_SET TASK:_
In your copy, include every line of the listing below exactly but none of the pictures.
## Begin DATA FOR THIS TASK
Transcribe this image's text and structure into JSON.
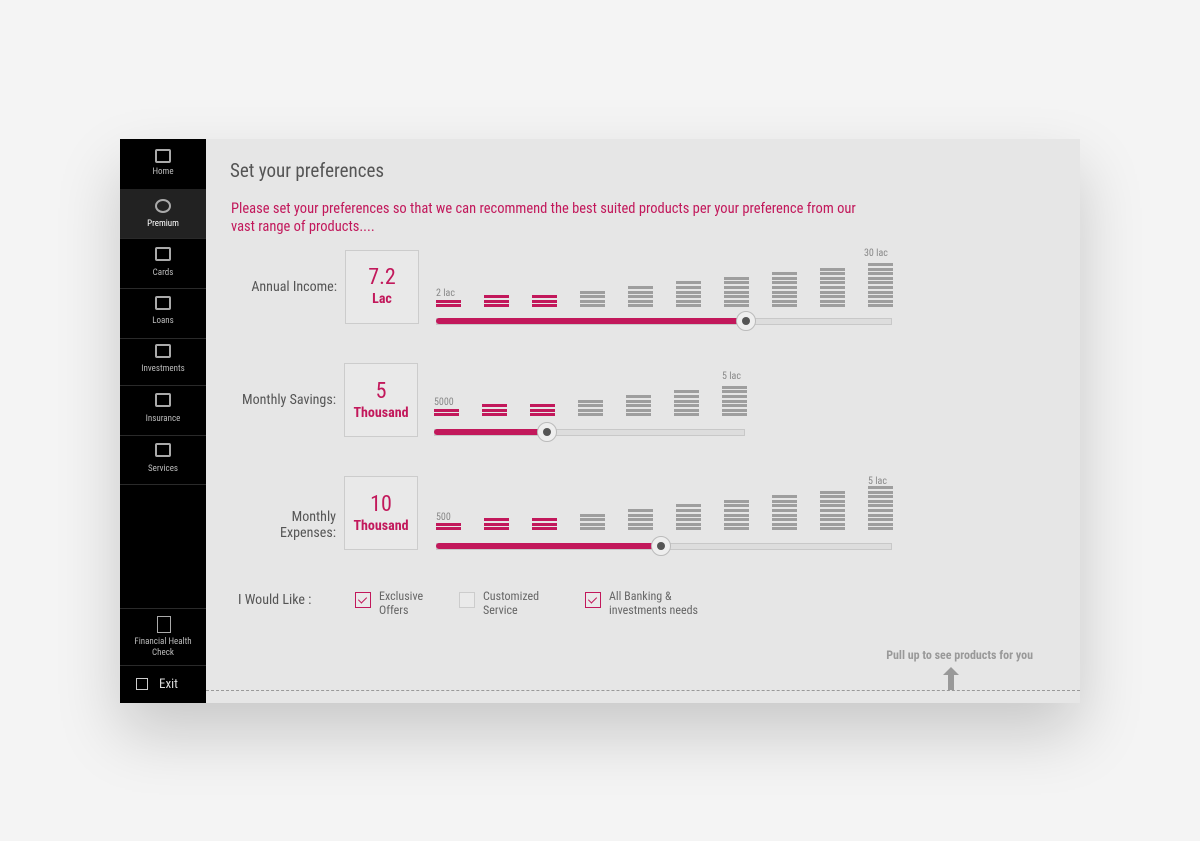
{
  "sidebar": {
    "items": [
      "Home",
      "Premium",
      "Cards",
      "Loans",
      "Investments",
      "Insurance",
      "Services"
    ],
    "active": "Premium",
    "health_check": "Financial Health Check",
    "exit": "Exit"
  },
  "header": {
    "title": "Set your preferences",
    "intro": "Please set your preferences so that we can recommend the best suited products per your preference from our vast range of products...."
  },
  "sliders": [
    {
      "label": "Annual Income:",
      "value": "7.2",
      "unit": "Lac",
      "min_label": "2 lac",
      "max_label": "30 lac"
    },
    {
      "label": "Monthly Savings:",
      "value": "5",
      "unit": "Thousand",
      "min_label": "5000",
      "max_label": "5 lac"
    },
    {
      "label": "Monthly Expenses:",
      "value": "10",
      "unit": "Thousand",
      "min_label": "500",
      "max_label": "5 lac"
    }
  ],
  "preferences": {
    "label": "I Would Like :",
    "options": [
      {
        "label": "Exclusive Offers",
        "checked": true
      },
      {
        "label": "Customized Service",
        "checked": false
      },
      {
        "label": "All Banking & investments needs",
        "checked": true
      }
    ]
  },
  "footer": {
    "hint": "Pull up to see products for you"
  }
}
## End DATA FOR THIS TASK
_RESULT OF THIS TASK:_
Transcribe this image's text and structure into JSON.
{
  "sidebar": {
    "items": [
      "Home",
      "Premium",
      "Cards",
      "Loans",
      "Investments",
      "Insurance",
      "Services"
    ],
    "active": "Premium",
    "health_check": "Financial Health Check",
    "exit": "Exit"
  },
  "header": {
    "title": "Set your preferences",
    "intro": "Please set your preferences so that we can recommend the best suited products per your preference from our vast range of products...."
  },
  "sliders": [
    {
      "label": "Annual Income:",
      "value": "7.2",
      "unit": "Lac",
      "min_label": "2 lac",
      "max_label": "30 lac"
    },
    {
      "label": "Monthly Savings:",
      "value": "5",
      "unit": "Thousand",
      "min_label": "5000",
      "max_label": "5 lac"
    },
    {
      "label": "Monthly Expenses:",
      "value": "10",
      "unit": "Thousand",
      "min_label": "500",
      "max_label": "5 lac"
    }
  ],
  "preferences": {
    "label": "I Would Like :",
    "options": [
      {
        "label": "Exclusive Offers",
        "checked": true
      },
      {
        "label": "Customized Service",
        "checked": false
      },
      {
        "label": "All Banking & investments needs",
        "checked": true
      }
    ]
  },
  "footer": {
    "hint": "Pull up to see products for you"
  }
}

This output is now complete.